## PROBLEM REQUIREMENTS
Repeat the full listing below verbatim and keep the images out.

## SOURCE RECORDS
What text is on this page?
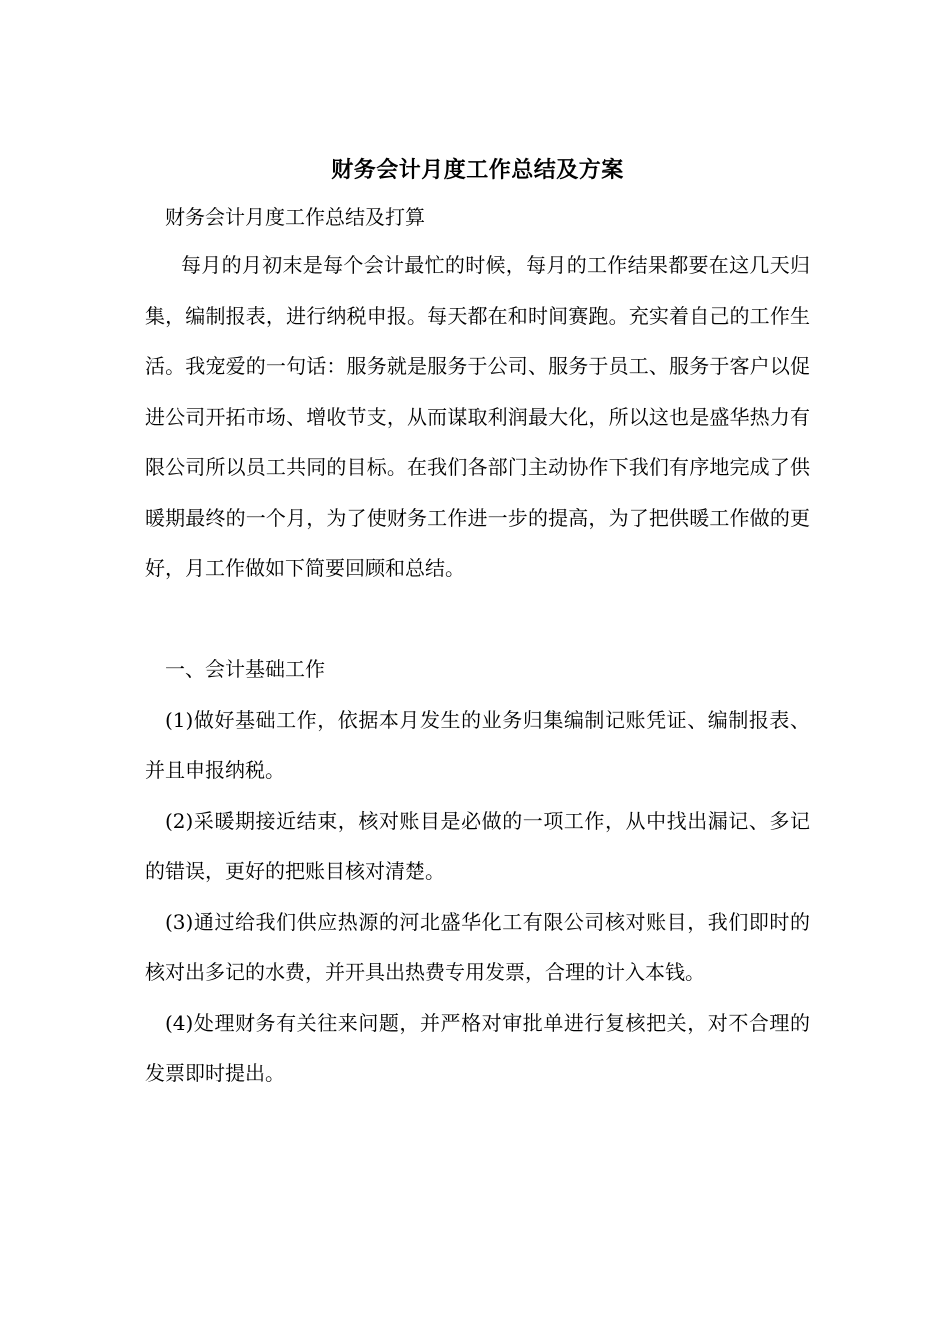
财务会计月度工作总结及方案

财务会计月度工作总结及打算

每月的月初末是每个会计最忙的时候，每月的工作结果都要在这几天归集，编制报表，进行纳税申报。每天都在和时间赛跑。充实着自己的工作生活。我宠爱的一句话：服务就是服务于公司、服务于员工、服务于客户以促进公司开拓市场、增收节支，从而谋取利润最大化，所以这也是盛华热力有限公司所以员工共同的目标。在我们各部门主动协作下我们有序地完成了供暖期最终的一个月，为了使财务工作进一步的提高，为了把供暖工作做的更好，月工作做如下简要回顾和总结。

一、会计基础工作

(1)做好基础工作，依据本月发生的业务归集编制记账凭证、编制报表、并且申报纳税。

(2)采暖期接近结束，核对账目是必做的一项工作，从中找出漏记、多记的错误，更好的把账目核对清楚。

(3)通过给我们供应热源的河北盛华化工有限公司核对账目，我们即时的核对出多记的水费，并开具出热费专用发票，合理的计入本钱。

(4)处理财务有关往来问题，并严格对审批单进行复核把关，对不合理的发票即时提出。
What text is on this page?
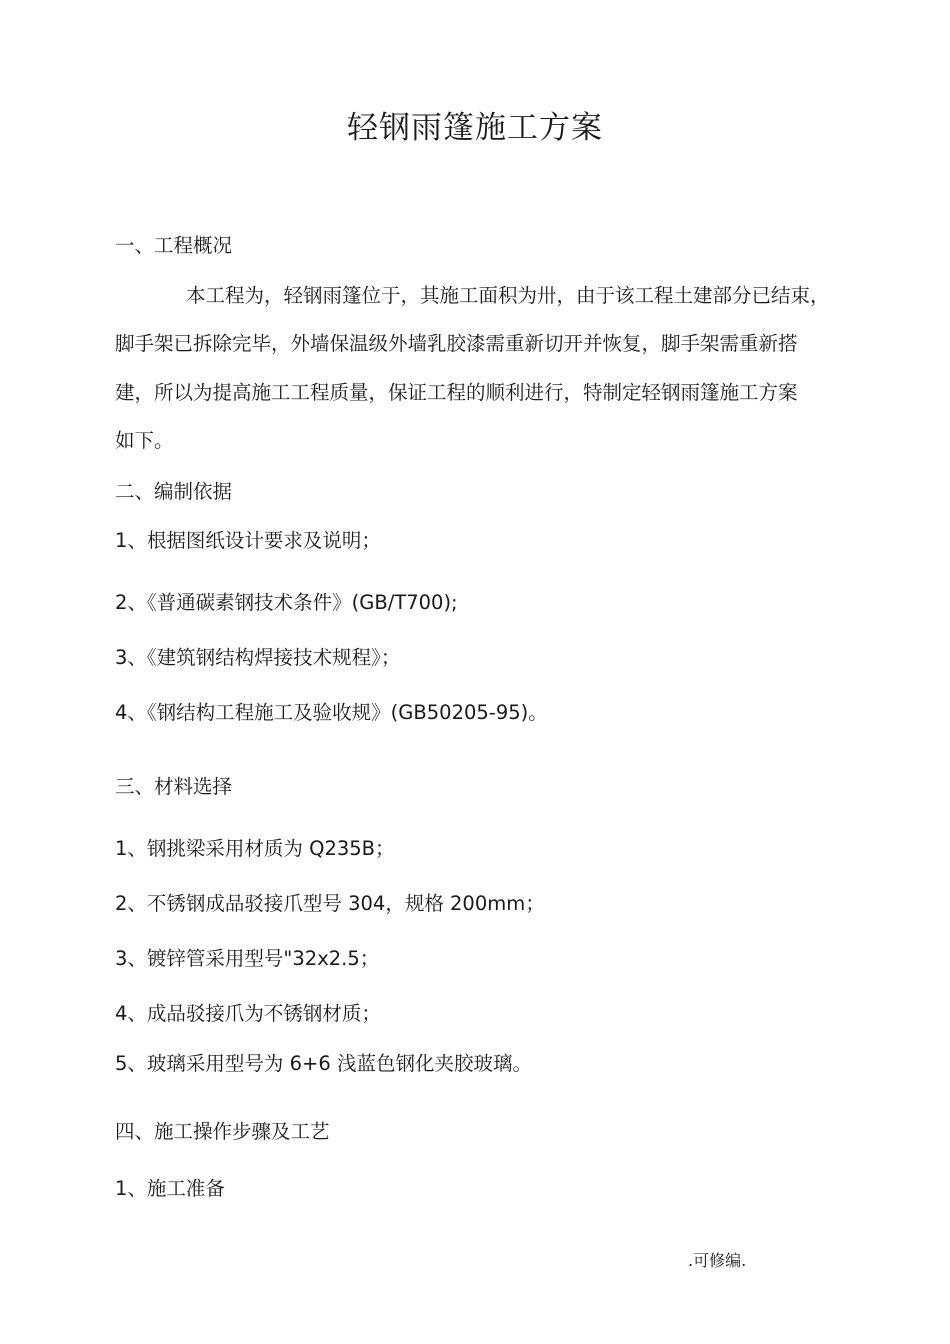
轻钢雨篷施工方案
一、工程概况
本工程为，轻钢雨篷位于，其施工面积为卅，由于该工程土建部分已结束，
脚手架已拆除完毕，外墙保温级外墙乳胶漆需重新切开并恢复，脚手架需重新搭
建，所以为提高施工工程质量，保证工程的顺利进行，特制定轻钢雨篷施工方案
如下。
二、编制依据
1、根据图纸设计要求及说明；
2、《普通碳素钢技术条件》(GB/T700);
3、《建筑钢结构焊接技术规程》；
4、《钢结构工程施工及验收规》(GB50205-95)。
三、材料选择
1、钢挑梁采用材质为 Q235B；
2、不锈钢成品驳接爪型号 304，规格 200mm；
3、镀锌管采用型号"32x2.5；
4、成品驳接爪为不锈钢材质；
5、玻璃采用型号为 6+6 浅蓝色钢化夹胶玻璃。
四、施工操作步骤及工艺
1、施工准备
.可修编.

## FULL SOLUTION
What text is on this page?
财务会计月度工作总结及方案

财务会计月度工作总结及打算

每月的月初末是每个会计最忙的时候，每月的工作结果都要在这几天归集，编制报表，进行纳税申报。每天都在和时间赛跑。充实着自己的工作生活。我宠爱的一句话：服务就是服务于公司、服务于员工、服务于客户以促进公司开拓市场、增收节支，从而谋取利润最大化，所以这也是盛华热力有限公司所以员工共同的目标。在我们各部门主动协作下我们有序地完成了供暖期最终的一个月，为了使财务工作进一步的提高，为了把供暖工作做的更好，月工作做如下简要回顾和总结。

一、会计基础工作

(1)做好基础工作，依据本月发生的业务归集编制记账凭证、编制报表、并且申报纳税。

(2)采暖期接近结束，核对账目是必做的一项工作，从中找出漏记、多记的错误，更好的把账目核对清楚。

(3)通过给我们供应热源的河北盛华化工有限公司核对账目，我们即时的核对出多记的水费，并开具出热费专用发票，合理的计入本钱。

(4)处理财务有关往来问题，并严格对审批单进行复核把关，对不合理的发票即时提出。
What text is on this page?
轻钢雨篷施工方案
一、工程概况
本工程为，轻钢雨篷位于，其施工面积为卅，由于该工程土建部分已结束，
脚手架已拆除完毕，外墙保温级外墙乳胶漆需重新切开并恢复，脚手架需重新搭
建，所以为提高施工工程质量，保证工程的顺利进行，特制定轻钢雨篷施工方案
如下。
二、编制依据
1、根据图纸设计要求及说明；
2、《普通碳素钢技术条件》(GB/T700);
3、《建筑钢结构焊接技术规程》；
4、《钢结构工程施工及验收规》(GB50205-95)。
三、材料选择
1、钢挑梁采用材质为 Q235B；
2、不锈钢成品驳接爪型号 304，规格 200mm；
3、镀锌管采用型号"32x2.5；
4、成品驳接爪为不锈钢材质；
5、玻璃采用型号为 6+6 浅蓝色钢化夹胶玻璃。
四、施工操作步骤及工艺
1、施工准备
.可修编.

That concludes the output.